» What you have to do: Scan the data. Collect each line that contains the word "Spending".

(Extracts from a graphics dataset)
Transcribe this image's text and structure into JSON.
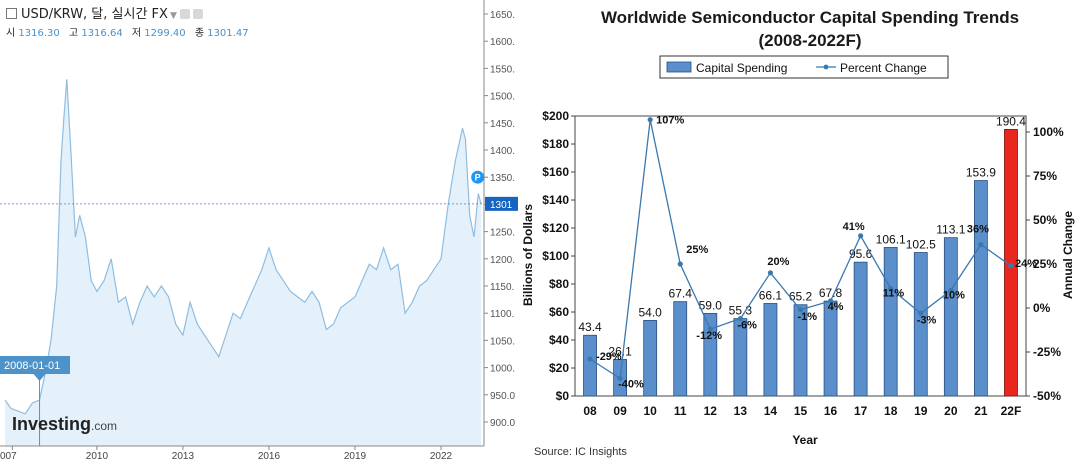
{
  "left": {
    "title": "USD/KRW, 달, 실시간 FX",
    "ohlc": [
      {
        "label": "시",
        "value": "1316.30"
      },
      {
        "label": "고",
        "value": "1316.64"
      },
      {
        "label": "저",
        "value": "1299.40"
      },
      {
        "label": "종",
        "value": "1301.47"
      }
    ],
    "current_price_label": "1301",
    "date_marker": "2008-01-01",
    "marker_badge": "P",
    "logo": {
      "main": "Investing",
      "suffix": ".com"
    },
    "colors": {
      "line": "#8fbde0",
      "fill": "#e4f1fb",
      "marker": "#4d93c9"
    }
  },
  "chart_data": [
    {
      "type": "area",
      "title": "",
      "xlabel": "",
      "ylabel": "",
      "x_tick_labels": [
        "007",
        "2010",
        "2013",
        "2016",
        "2019",
        "2022"
      ],
      "x_tick_years": [
        2007.05,
        2010,
        2013,
        2016,
        2019,
        2022
      ],
      "y_ticks": [
        "1650.",
        "1600.",
        "1550.",
        "1500.",
        "1450.",
        "1400.",
        "1350.",
        "1300.",
        "1250.",
        "1200.",
        "1150.",
        "1100.",
        "1050.",
        "1000.",
        "950.0",
        "900.0"
      ],
      "ylim": [
        880,
        1660
      ],
      "grid": false,
      "x": [
        2006.8,
        2007.0,
        2007.25,
        2007.5,
        2007.75,
        2008.0,
        2008.2,
        2008.4,
        2008.6,
        2008.75,
        2008.85,
        2008.95,
        2009.1,
        2009.25,
        2009.4,
        2009.6,
        2009.8,
        2010.0,
        2010.25,
        2010.5,
        2010.75,
        2011.0,
        2011.25,
        2011.5,
        2011.75,
        2012.0,
        2012.25,
        2012.5,
        2012.75,
        2013.0,
        2013.25,
        2013.5,
        2013.75,
        2014.0,
        2014.25,
        2014.5,
        2014.75,
        2015.0,
        2015.25,
        2015.5,
        2015.75,
        2016.0,
        2016.25,
        2016.5,
        2016.75,
        2017.0,
        2017.25,
        2017.5,
        2017.75,
        2018.0,
        2018.25,
        2018.5,
        2018.75,
        2019.0,
        2019.25,
        2019.5,
        2019.75,
        2020.0,
        2020.25,
        2020.5,
        2020.75,
        2021.0,
        2021.25,
        2021.5,
        2021.75,
        2022.0,
        2022.25,
        2022.5,
        2022.75,
        2022.85,
        2023.0,
        2023.15,
        2023.3,
        2023.4
      ],
      "values": [
        940,
        925,
        920,
        915,
        935,
        940,
        990,
        1050,
        1150,
        1380,
        1460,
        1530,
        1390,
        1240,
        1280,
        1240,
        1160,
        1140,
        1160,
        1200,
        1120,
        1130,
        1080,
        1120,
        1150,
        1130,
        1150,
        1130,
        1080,
        1060,
        1120,
        1080,
        1060,
        1040,
        1020,
        1060,
        1100,
        1090,
        1120,
        1150,
        1180,
        1220,
        1180,
        1160,
        1140,
        1130,
        1120,
        1140,
        1120,
        1070,
        1080,
        1110,
        1120,
        1130,
        1160,
        1190,
        1180,
        1220,
        1180,
        1190,
        1100,
        1120,
        1150,
        1160,
        1180,
        1200,
        1300,
        1380,
        1440,
        1420,
        1280,
        1240,
        1320,
        1301
      ],
      "current_price": 1301,
      "date_marker_year": 2008.0
    },
    {
      "type": "bar",
      "title": "Worldwide Semiconductor Capital Spending Trends",
      "subtitle": "(2008-2022F)",
      "xlabel": "Year",
      "ylabel": "Billions of Dollars",
      "y2label": "Annual Change",
      "categories": [
        "08",
        "09",
        "10",
        "11",
        "12",
        "13",
        "14",
        "15",
        "16",
        "17",
        "18",
        "19",
        "20",
        "21",
        "22F"
      ],
      "legend": {
        "position": "top",
        "items": [
          "Capital Spending",
          "Percent Change"
        ]
      },
      "y_tick_labels": [
        "$0",
        "$20",
        "$40",
        "$60",
        "$80",
        "$100",
        "$120",
        "$140",
        "$160",
        "$180",
        "$200"
      ],
      "ylim": [
        0,
        200
      ],
      "y2_tick_labels": [
        "-50%",
        "-25%",
        "0%",
        "25%",
        "50%",
        "75%",
        "100%"
      ],
      "y2lim": [
        -50,
        110
      ],
      "series": [
        {
          "name": "Capital Spending",
          "kind": "bar",
          "values": [
            43.4,
            26.1,
            54.0,
            67.4,
            59.0,
            55.3,
            66.1,
            65.2,
            67.8,
            95.6,
            106.1,
            102.5,
            113.1,
            153.9,
            190.4
          ],
          "labels": [
            "43.4",
            "26.1",
            "54.0",
            "67.4",
            "59.0",
            "55.3",
            "66.1",
            "65.2",
            "67.8",
            "95.6",
            "106.1",
            "102.5",
            "113.1",
            "153.9",
            "190.4"
          ],
          "color": "#5b8fcc",
          "forecast_color": "#e8281e"
        },
        {
          "name": "Percent Change",
          "kind": "line",
          "axis": "right",
          "values": [
            -29,
            -40,
            107,
            25,
            -12,
            -6,
            20,
            -1,
            4,
            41,
            11,
            -3,
            10,
            36,
            24
          ],
          "labels": [
            "-29%",
            "-40%",
            "107%",
            "25%",
            "-12%",
            "-6%",
            "20%",
            "-1%",
            "4%",
            "41%",
            "11%",
            "-3%",
            "10%",
            "36%",
            "24%"
          ],
          "color": "#3a78b0"
        }
      ],
      "source": "Source: IC Insights"
    }
  ]
}
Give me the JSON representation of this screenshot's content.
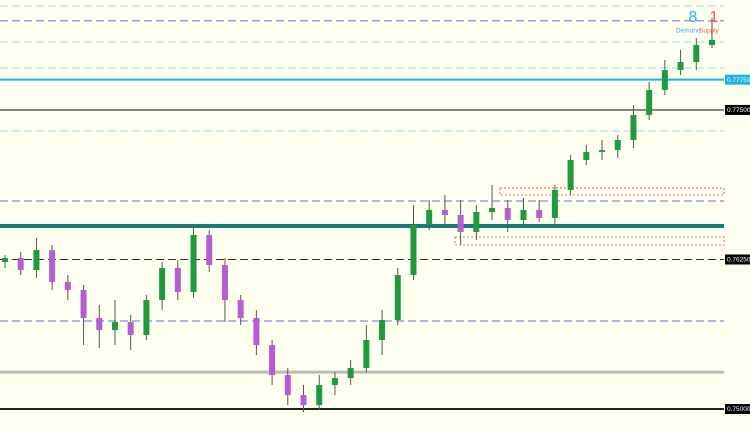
{
  "chart_data": {
    "type": "candlestick",
    "ylim": [
      0.74808,
      0.78419
    ],
    "up_color": "#1f9a3e",
    "down_color": "#b35fd3",
    "wick_color": "#555555",
    "open": [
      0.76229,
      0.76262,
      0.76162,
      0.76329,
      0.76062,
      0.75995,
      0.75761,
      0.7566,
      0.75727,
      0.75619,
      0.75911,
      0.76179,
      0.75978,
      0.76455,
      0.76204,
      0.75911,
      0.75761,
      0.75535,
      0.75284,
      0.75117,
      0.75033,
      0.75201,
      0.75259,
      0.75343,
      0.75577,
      0.75744,
      0.7612,
      0.76538,
      0.76664,
      0.76622,
      0.7648,
      0.76647,
      0.7668,
      0.7658,
      0.76664,
      0.76597,
      0.76831,
      0.77082,
      0.77149,
      0.77165,
      0.77249,
      0.77458,
      0.77667,
      0.77834,
      0.77901,
      0.78043
    ],
    "high": [
      0.76287,
      0.76313,
      0.7643,
      0.76371,
      0.7612,
      0.76037,
      0.75869,
      0.75911,
      0.75786,
      0.75953,
      0.76229,
      0.76246,
      0.76513,
      0.76496,
      0.76262,
      0.75953,
      0.75828,
      0.75577,
      0.75343,
      0.75201,
      0.75284,
      0.75309,
      0.7541,
      0.75702,
      0.75828,
      0.76179,
      0.76705,
      0.76747,
      0.76789,
      0.76747,
      0.76705,
      0.76873,
      0.76747,
      0.76764,
      0.76747,
      0.76873,
      0.77123,
      0.77207,
      0.77249,
      0.77291,
      0.77541,
      0.77734,
      0.77918,
      0.78001,
      0.78102,
      0.78269
    ],
    "low": [
      0.76179,
      0.7612,
      0.76095,
      0.75995,
      0.75911,
      0.75535,
      0.7551,
      0.75535,
      0.75493,
      0.75577,
      0.75828,
      0.75911,
      0.75928,
      0.76145,
      0.75727,
      0.75702,
      0.75451,
      0.75201,
      0.75033,
      0.74975,
      0.74992,
      0.75117,
      0.75201,
      0.75309,
      0.75451,
      0.75702,
      0.76078,
      0.76496,
      0.76538,
      0.76371,
      0.76413,
      0.7658,
      0.7648,
      0.76513,
      0.76563,
      0.76538,
      0.76789,
      0.7704,
      0.77082,
      0.77098,
      0.77182,
      0.77416,
      0.77625,
      0.77792,
      0.77834,
      0.78018
    ],
    "close": [
      0.76262,
      0.76162,
      0.76329,
      0.76062,
      0.75995,
      0.75761,
      0.7566,
      0.75727,
      0.75619,
      0.75911,
      0.76179,
      0.75978,
      0.76455,
      0.76204,
      0.75911,
      0.75761,
      0.75535,
      0.75284,
      0.75117,
      0.75033,
      0.75201,
      0.75259,
      0.75343,
      0.75577,
      0.75744,
      0.7612,
      0.76538,
      0.76664,
      0.76622,
      0.7648,
      0.76647,
      0.7668,
      0.7658,
      0.76664,
      0.76597,
      0.76831,
      0.77082,
      0.77149,
      0.77165,
      0.77249,
      0.77458,
      0.77667,
      0.77834,
      0.77901,
      0.78043,
      0.78085
    ],
    "levels": [
      {
        "value": 0.78369,
        "color": "#9fd8ee",
        "style": "dashed",
        "width": 1
      },
      {
        "value": 0.78244,
        "color": "#6b6fd8",
        "style": "dashed",
        "width": 1
      },
      {
        "value": 0.78068,
        "color": "#9fd8ee",
        "style": "dashed",
        "width": 1
      },
      {
        "value": 0.77851,
        "color": "#9fd8ee",
        "style": "dashed",
        "width": 1
      },
      {
        "value": 0.77753,
        "color": "#18b4e6",
        "style": "solid",
        "width": 2,
        "label": "0.77753"
      },
      {
        "value": 0.775,
        "color": "#111111",
        "style": "solid",
        "width": 1,
        "label": "0.77500"
      },
      {
        "value": 0.77324,
        "color": "#9fd8ee",
        "style": "dashed",
        "width": 1
      },
      {
        "value": 0.76739,
        "color": "#6b6fd8",
        "style": "dashed",
        "width": 1
      },
      {
        "value": 0.7653,
        "color": "#177a78",
        "style": "solid",
        "width": 4
      },
      {
        "value": 0.7625,
        "color": "#333333",
        "style": "dashed",
        "width": 1,
        "label": "0.76250"
      },
      {
        "value": 0.75736,
        "color": "#6b6fd8",
        "style": "dashed",
        "width": 1
      },
      {
        "value": 0.75309,
        "color": "#bbbbbb",
        "style": "solid",
        "width": 3
      },
      {
        "value": 0.75,
        "color": "#222222",
        "style": "solid",
        "width": 2,
        "label": "0.75000"
      }
    ],
    "zones": [
      {
        "low": 0.76789,
        "high": 0.76848,
        "color": "#e04040"
      },
      {
        "low": 0.76371,
        "high": 0.76438,
        "color": "#e04040"
      }
    ],
    "counters": [
      {
        "name": "Demand",
        "value": 8,
        "color": "#2ab0e8"
      },
      {
        "name": "Supply",
        "value": 1,
        "color": "#f05a4a"
      }
    ]
  }
}
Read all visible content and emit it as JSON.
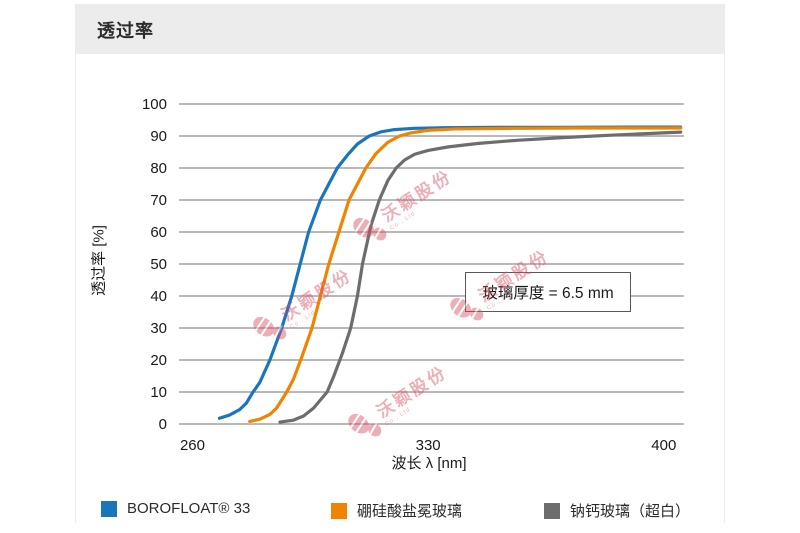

» Answer to this task:
      "title": "Worldwide Semiconductor Capital Spending Trends",
          "Capital Spending",
          "name": "Capital Spending",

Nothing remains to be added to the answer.